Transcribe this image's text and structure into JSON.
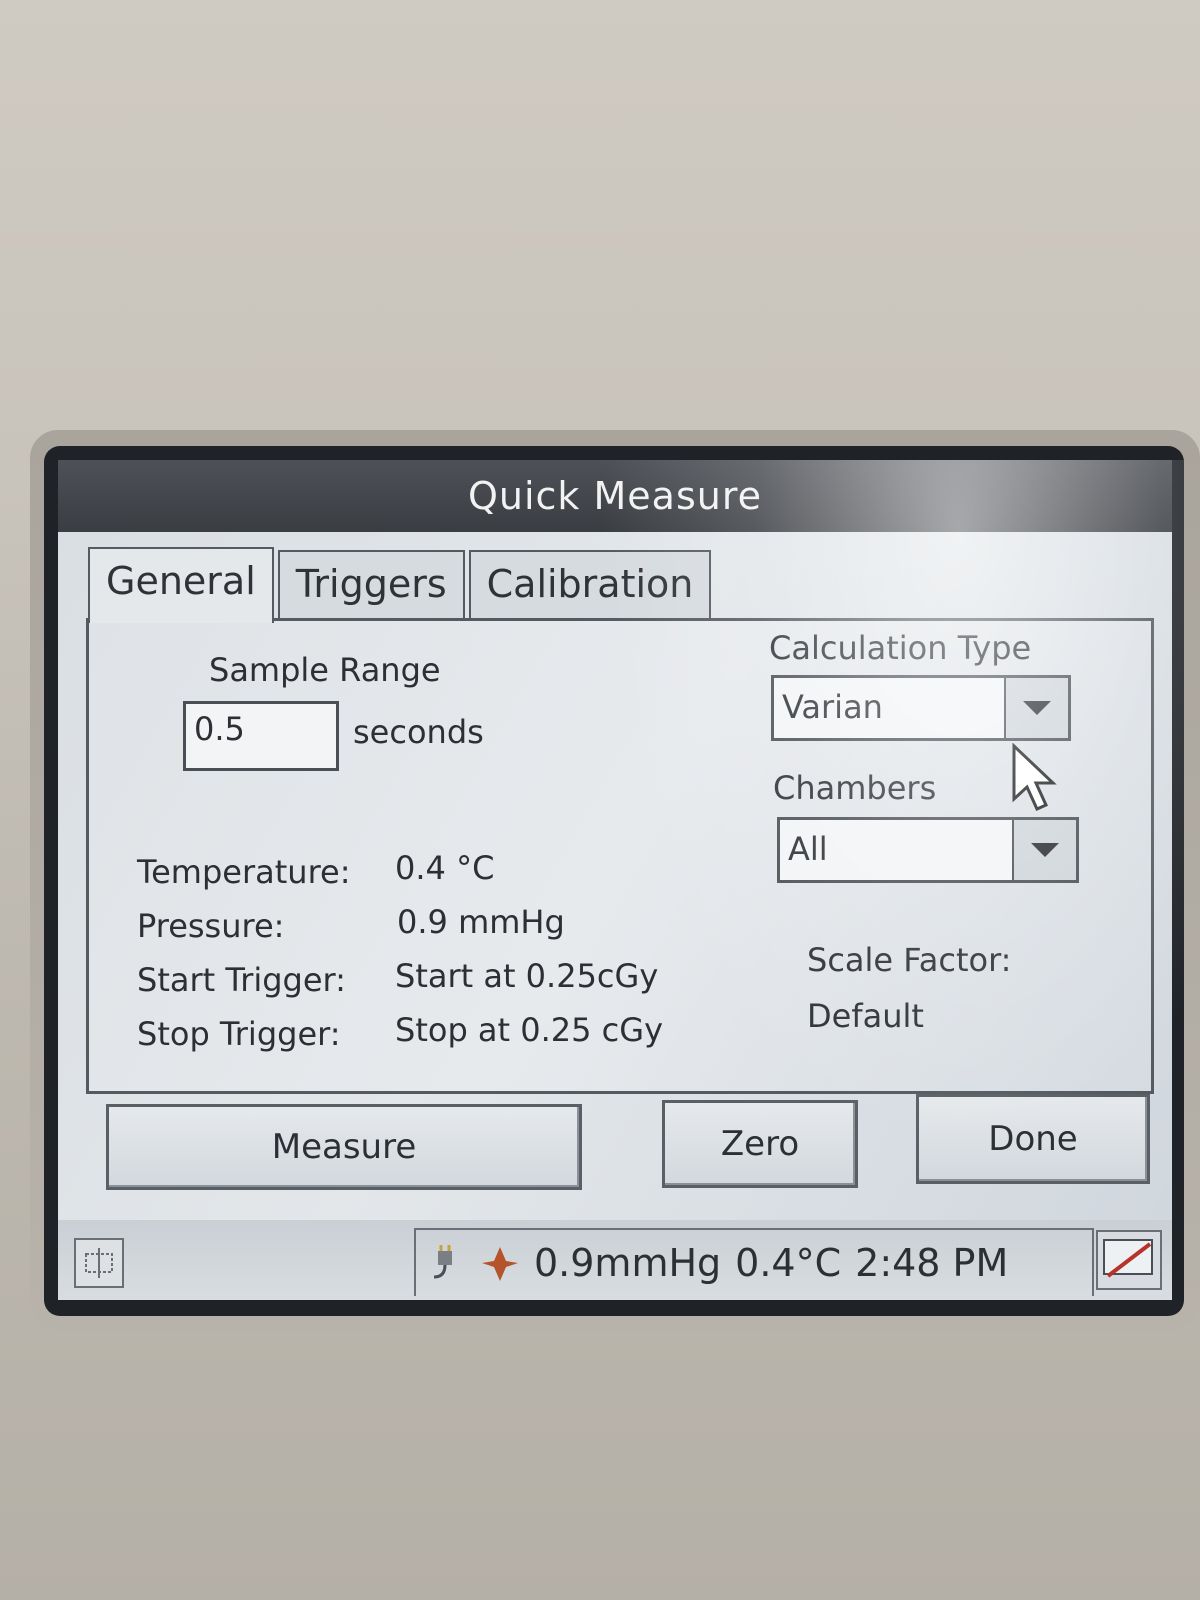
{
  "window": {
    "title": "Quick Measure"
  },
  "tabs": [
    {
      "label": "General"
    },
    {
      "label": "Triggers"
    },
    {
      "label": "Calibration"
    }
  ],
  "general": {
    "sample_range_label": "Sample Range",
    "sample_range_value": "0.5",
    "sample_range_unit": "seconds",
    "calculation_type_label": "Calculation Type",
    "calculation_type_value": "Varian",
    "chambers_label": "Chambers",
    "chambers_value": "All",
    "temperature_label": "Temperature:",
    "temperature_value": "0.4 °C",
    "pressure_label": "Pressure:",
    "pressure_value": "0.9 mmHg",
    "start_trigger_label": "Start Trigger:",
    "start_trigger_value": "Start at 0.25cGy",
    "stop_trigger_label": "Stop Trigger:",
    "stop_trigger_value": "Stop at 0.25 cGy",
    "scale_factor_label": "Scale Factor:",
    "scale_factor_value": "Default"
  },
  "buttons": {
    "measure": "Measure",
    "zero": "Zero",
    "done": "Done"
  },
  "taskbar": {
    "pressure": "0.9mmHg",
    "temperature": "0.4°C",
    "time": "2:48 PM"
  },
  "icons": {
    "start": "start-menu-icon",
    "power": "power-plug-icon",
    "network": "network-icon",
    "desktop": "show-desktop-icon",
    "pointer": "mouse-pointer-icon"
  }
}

────────────────

§ **Given instruction**
Pictures in the data above should not be copied; transcribe everything else exactly.

§ **Output below**
Transcribe this image's text and structure into JSON.
{
  "window": {
    "title": "Quick Measure"
  },
  "tabs": [
    {
      "label": "General"
    },
    {
      "label": "Triggers"
    },
    {
      "label": "Calibration"
    }
  ],
  "general": {
    "sample_range_label": "Sample Range",
    "sample_range_value": "0.5",
    "sample_range_unit": "seconds",
    "calculation_type_label": "Calculation Type",
    "calculation_type_value": "Varian",
    "chambers_label": "Chambers",
    "chambers_value": "All",
    "temperature_label": "Temperature:",
    "temperature_value": "0.4 °C",
    "pressure_label": "Pressure:",
    "pressure_value": "0.9 mmHg",
    "start_trigger_label": "Start Trigger:",
    "start_trigger_value": "Start at 0.25cGy",
    "stop_trigger_label": "Stop Trigger:",
    "stop_trigger_value": "Stop at 0.25 cGy",
    "scale_factor_label": "Scale Factor:",
    "scale_factor_value": "Default"
  },
  "buttons": {
    "measure": "Measure",
    "zero": "Zero",
    "done": "Done"
  },
  "taskbar": {
    "pressure": "0.9mmHg",
    "temperature": "0.4°C",
    "time": "2:48 PM"
  },
  "icons": {
    "start": "start-menu-icon",
    "power": "power-plug-icon",
    "network": "network-icon",
    "desktop": "show-desktop-icon",
    "pointer": "mouse-pointer-icon"
  }
}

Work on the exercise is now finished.